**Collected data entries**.
-- Start --
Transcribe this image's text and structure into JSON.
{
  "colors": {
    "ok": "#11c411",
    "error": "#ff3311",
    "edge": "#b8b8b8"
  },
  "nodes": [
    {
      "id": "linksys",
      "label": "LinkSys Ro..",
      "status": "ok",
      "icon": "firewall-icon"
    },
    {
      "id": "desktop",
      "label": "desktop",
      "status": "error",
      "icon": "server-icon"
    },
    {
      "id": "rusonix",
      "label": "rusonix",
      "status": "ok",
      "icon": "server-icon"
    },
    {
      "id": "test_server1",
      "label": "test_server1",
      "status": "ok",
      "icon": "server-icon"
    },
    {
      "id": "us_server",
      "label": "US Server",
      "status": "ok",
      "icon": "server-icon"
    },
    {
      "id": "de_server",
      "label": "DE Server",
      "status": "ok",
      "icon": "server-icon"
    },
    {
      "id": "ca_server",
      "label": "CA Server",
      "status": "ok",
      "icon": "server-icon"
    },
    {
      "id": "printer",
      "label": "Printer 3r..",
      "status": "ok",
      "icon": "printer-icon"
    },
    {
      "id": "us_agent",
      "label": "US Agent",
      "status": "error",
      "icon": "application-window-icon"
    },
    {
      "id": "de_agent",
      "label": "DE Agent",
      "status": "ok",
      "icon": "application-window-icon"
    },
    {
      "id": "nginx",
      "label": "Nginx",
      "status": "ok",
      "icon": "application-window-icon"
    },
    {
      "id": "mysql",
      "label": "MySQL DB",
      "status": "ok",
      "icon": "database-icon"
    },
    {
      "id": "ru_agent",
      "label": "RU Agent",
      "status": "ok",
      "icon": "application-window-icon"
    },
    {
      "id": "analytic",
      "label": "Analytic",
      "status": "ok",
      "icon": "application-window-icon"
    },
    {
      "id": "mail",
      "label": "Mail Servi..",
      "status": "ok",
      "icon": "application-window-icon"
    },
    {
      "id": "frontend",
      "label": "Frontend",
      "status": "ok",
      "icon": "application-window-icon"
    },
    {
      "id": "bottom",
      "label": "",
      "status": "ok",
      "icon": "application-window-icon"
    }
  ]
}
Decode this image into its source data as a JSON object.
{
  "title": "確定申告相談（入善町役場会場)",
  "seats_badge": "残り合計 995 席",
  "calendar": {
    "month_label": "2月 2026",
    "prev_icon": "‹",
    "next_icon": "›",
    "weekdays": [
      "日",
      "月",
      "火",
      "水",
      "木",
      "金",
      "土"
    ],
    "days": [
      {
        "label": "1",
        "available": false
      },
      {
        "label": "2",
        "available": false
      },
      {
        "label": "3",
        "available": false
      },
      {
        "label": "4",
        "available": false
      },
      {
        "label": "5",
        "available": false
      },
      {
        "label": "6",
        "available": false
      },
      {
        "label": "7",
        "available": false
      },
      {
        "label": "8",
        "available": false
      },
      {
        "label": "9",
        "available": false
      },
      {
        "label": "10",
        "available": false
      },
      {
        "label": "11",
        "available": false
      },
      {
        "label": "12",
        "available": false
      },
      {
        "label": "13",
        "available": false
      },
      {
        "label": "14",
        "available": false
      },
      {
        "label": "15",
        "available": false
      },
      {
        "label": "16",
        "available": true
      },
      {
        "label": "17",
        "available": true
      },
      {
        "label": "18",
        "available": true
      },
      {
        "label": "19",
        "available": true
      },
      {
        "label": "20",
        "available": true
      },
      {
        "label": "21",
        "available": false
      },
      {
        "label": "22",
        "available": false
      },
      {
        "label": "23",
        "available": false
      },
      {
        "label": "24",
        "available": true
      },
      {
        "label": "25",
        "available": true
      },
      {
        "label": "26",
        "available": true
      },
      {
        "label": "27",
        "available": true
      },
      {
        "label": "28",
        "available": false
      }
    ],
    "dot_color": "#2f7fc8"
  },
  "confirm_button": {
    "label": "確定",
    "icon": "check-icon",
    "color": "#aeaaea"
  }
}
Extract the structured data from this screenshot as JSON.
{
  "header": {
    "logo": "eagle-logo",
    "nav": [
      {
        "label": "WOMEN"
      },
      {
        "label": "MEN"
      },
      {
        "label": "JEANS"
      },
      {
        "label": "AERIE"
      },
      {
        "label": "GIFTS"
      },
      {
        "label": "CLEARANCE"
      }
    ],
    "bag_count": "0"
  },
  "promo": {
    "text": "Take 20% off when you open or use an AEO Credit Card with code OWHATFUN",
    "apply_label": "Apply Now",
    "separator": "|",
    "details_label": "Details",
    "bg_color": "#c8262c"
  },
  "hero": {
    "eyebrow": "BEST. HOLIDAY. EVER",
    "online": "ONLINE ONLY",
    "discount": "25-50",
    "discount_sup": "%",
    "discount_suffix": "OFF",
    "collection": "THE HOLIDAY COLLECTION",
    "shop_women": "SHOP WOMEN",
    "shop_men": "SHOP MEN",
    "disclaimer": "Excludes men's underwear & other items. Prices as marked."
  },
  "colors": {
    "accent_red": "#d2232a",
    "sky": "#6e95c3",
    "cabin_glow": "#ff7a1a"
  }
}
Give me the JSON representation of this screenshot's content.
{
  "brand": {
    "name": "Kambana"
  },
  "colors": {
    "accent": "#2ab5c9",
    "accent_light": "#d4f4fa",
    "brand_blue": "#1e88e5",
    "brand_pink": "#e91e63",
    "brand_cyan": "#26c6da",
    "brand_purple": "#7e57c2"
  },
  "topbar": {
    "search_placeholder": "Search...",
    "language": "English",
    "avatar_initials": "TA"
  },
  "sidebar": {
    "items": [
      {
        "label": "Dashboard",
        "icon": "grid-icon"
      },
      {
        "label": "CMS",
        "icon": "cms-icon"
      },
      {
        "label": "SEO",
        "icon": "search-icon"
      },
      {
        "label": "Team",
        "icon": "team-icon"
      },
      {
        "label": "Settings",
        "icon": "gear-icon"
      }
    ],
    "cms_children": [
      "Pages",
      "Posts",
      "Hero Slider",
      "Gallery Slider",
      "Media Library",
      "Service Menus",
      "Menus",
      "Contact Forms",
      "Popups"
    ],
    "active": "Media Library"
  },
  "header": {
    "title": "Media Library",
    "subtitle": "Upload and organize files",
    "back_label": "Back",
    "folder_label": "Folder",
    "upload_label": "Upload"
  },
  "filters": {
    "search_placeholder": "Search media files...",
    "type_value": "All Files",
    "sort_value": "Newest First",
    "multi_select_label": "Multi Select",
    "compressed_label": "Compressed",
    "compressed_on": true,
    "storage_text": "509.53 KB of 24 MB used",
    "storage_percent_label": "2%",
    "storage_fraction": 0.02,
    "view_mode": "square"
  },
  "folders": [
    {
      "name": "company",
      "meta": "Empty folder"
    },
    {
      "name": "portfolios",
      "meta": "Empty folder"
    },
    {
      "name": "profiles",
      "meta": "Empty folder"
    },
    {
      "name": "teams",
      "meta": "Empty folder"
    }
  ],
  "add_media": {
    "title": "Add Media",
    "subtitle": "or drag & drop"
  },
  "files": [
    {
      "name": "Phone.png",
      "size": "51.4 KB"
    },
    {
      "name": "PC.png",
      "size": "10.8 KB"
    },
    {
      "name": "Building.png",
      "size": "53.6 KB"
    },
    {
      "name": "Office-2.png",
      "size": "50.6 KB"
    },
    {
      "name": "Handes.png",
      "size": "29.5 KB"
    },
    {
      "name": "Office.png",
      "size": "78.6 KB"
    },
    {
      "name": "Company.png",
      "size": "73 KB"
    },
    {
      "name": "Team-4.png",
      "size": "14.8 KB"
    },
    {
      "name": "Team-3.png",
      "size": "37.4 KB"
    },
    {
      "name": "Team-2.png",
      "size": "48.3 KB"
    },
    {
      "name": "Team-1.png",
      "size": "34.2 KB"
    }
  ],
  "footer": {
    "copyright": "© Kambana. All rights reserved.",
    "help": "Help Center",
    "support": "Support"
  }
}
-- End --
**GOAL OF THE EXERCISE**.
Pick out the lines that have the word "Upload". Copy them all.

**SOLUTION FOR THIS TASK**.
    "subtitle": "Upload and organize files",
    "upload_label": "Upload"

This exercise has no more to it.